*Task brief*
Transcribe all the entries word for word, skipping the pictures.

Figure data in JSON:
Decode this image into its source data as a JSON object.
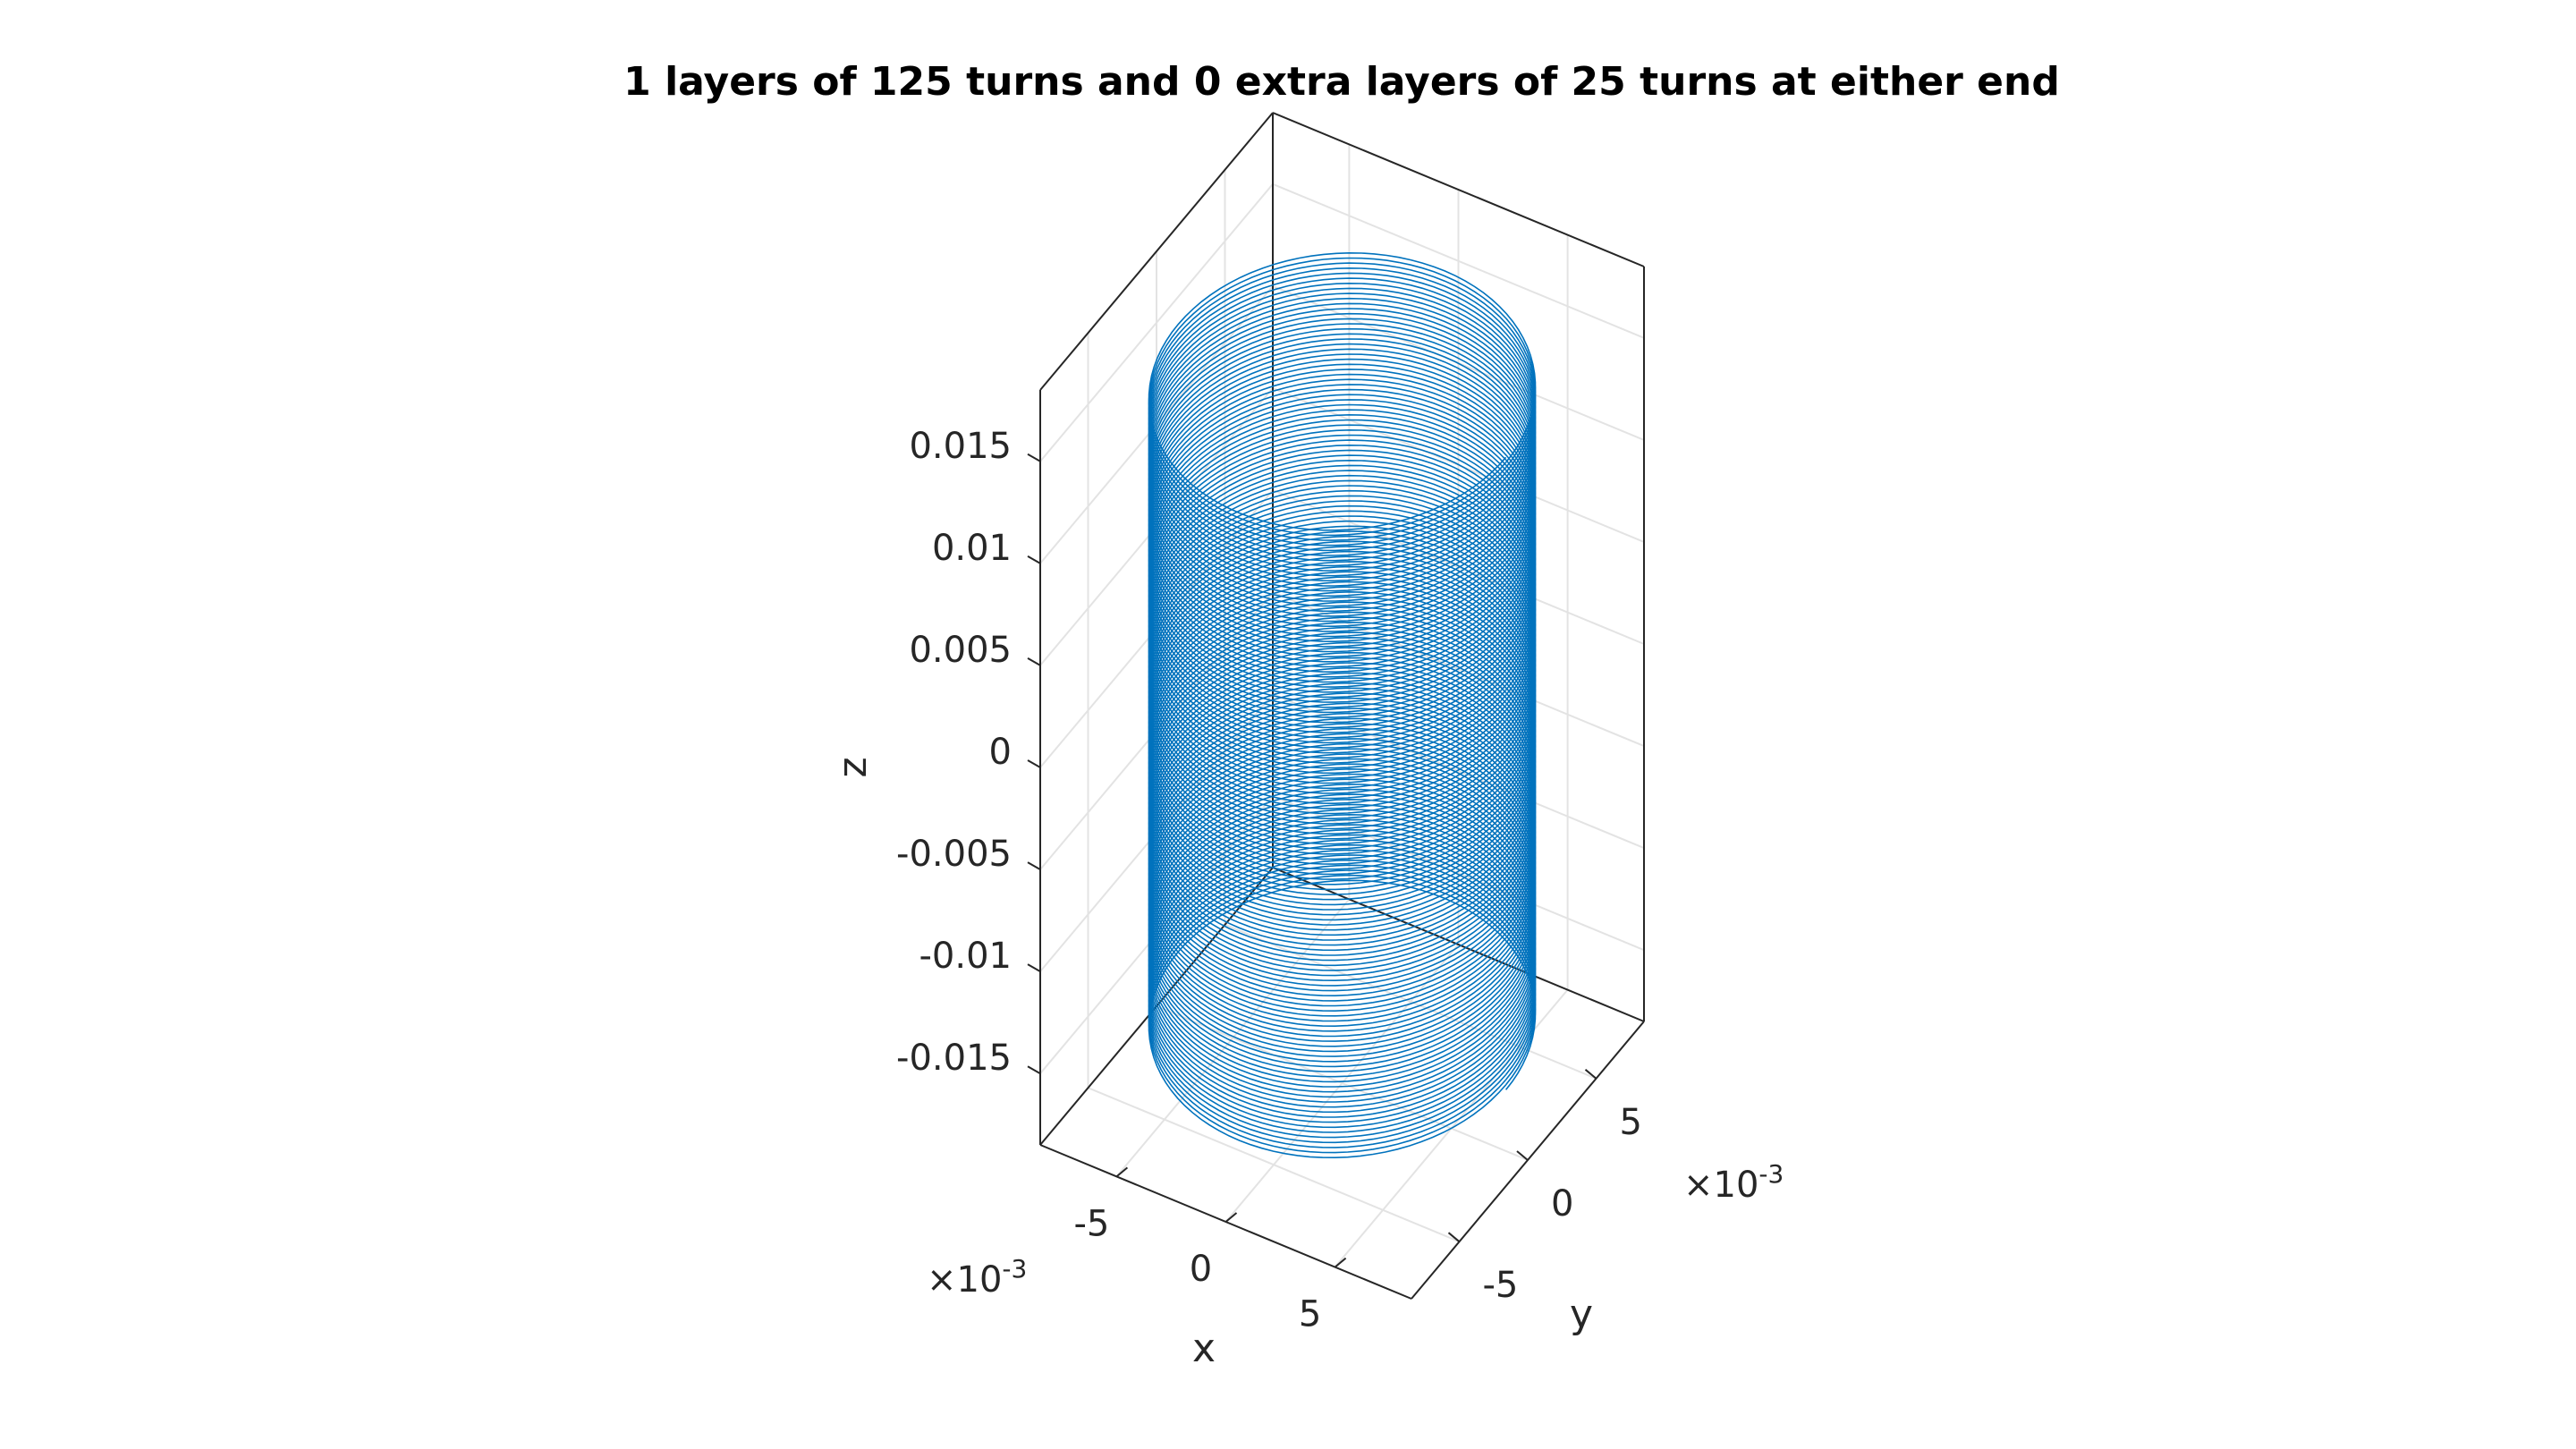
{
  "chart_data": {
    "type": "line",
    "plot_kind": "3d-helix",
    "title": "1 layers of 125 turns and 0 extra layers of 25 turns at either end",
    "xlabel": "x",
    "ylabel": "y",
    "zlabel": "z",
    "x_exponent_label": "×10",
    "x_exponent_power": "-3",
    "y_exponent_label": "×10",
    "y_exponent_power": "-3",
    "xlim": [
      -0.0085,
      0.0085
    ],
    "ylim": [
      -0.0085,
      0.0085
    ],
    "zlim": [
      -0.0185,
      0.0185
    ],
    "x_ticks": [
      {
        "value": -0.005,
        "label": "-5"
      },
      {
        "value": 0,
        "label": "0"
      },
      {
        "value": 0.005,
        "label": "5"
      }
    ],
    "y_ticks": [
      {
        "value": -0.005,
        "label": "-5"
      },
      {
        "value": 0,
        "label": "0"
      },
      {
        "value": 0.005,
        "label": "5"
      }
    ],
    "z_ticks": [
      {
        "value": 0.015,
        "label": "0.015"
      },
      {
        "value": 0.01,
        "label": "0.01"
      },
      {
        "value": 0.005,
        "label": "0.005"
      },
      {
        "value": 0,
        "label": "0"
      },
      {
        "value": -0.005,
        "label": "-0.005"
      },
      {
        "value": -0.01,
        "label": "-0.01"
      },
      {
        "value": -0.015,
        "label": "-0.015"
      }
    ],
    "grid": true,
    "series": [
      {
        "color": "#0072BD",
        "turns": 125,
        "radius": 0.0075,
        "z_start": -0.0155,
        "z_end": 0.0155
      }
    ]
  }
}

*Response to the task*
Decode this image into its source data as a JSON object.
{
  "chart_data": {
    "type": "line",
    "plot_kind": "3d-helix",
    "title": "1 layers of 125 turns and 0 extra layers of 25 turns at either end",
    "xlabel": "x",
    "ylabel": "y",
    "zlabel": "z",
    "x_exponent_label": "×10",
    "x_exponent_power": "-3",
    "y_exponent_label": "×10",
    "y_exponent_power": "-3",
    "xlim": [
      -0.0085,
      0.0085
    ],
    "ylim": [
      -0.0085,
      0.0085
    ],
    "zlim": [
      -0.0185,
      0.0185
    ],
    "x_ticks": [
      {
        "value": -0.005,
        "label": "-5"
      },
      {
        "value": 0,
        "label": "0"
      },
      {
        "value": 0.005,
        "label": "5"
      }
    ],
    "y_ticks": [
      {
        "value": -0.005,
        "label": "-5"
      },
      {
        "value": 0,
        "label": "0"
      },
      {
        "value": 0.005,
        "label": "5"
      }
    ],
    "z_ticks": [
      {
        "value": 0.015,
        "label": "0.015"
      },
      {
        "value": 0.01,
        "label": "0.01"
      },
      {
        "value": 0.005,
        "label": "0.005"
      },
      {
        "value": 0,
        "label": "0"
      },
      {
        "value": -0.005,
        "label": "-0.005"
      },
      {
        "value": -0.01,
        "label": "-0.01"
      },
      {
        "value": -0.015,
        "label": "-0.015"
      }
    ],
    "grid": true,
    "series": [
      {
        "color": "#0072BD",
        "turns": 125,
        "radius": 0.0075,
        "z_start": -0.0155,
        "z_end": 0.0155
      }
    ]
  }
}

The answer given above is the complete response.